# Supplied records
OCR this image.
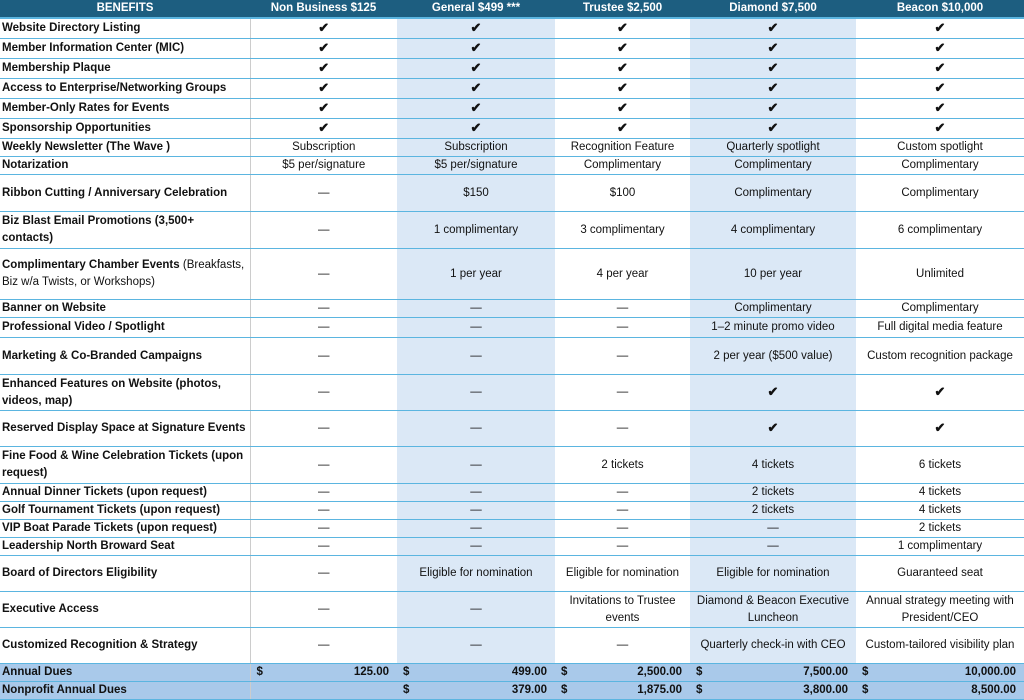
BENEFITS	Non Business $125	General $499 ***	Trustee $2,500	Diamond $7,500	Beacon $10,000
Website Directory Listing	✔	✔	✔	✔	✔
Member Information Center (MIC)	✔	✔	✔	✔	✔
Membership Plaque	✔	✔	✔	✔	✔
Access to Enterprise/Networking Groups	✔	✔	✔	✔	✔
Member-Only Rates for Events	✔	✔	✔	✔	✔
Sponsorship Opportunities	✔	✔	✔	✔	✔
Weekly Newsletter (The Wave )	Subscription	Subscription	Recognition Feature	Quarterly spotlight	Custom spotlight
Notarization	$5 per/signature	$5 per/signature	Complimentary	Complimentary	Complimentary
Ribbon Cutting / Anniversary Celebration	—	$150	$100	Complimentary	Complimentary
Biz Blast Email Promotions (3,500+ contacts)	—	1 complimentary	3 complimentary	4 complimentary	6 complimentary
Complimentary Chamber Events (Breakfasts, Biz w/a Twists, or Workshops)	—	1 per year	4 per year	10 per year	Unlimited
Banner on Website	—	—	—	Complimentary	Complimentary
Professional Video / Spotlight	—	—	—	1–2 minute promo video	Full digital media feature
Marketing & Co-Branded Campaigns	—	—	—	2 per year ($500 value)	Custom recognition package
Enhanced Features on Website (photos, videos, map)	—	—	—	✔	✔
Reserved Display Space at Signature Events	—	—	—	✔	✔
Fine Food & Wine Celebration Tickets (upon request)	—	—	2 tickets	4 tickets	6 tickets
Annual Dinner Tickets (upon request)	—	—	—	2 tickets	4 tickets
Golf Tournament Tickets (upon request)	—	—	—	2 tickets	4 tickets
VIP Boat Parade Tickets (upon request)	—	—	—	—	2 tickets
Leadership North Broward Seat	—	—	—	—	1 complimentary
Board of Directors Eligibility	—	Eligible for nomination	Eligible for nomination	Eligible for nomination	Guaranteed seat
Executive Access	—	—	Invitations to Trustee events	Diamond & Beacon Executive Luncheon	Annual strategy meeting with President/CEO
Customized Recognition & Strategy	—	—	—	Quarterly check-in with CEO	Custom-tailored visibility plan
Annual Dues	$ 125.00	$ 499.00	$ 2,500.00	$ 7,500.00	$ 10,000.00

Nonprofit Annual Dues		$ 379.00	$ 1,875.00	$ 3,800.00	$ 8,500.00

# Do this
Look through the listing above. Pick out each line with "Website" and copy it.

# Solved exercise
Website Directory Listing	✔	✔	✔	✔	✔
Banner on Website	—	—	—	Complimentary	Complimentary
Enhanced Features on Website (photos, videos, map)	—	—	—	✔	✔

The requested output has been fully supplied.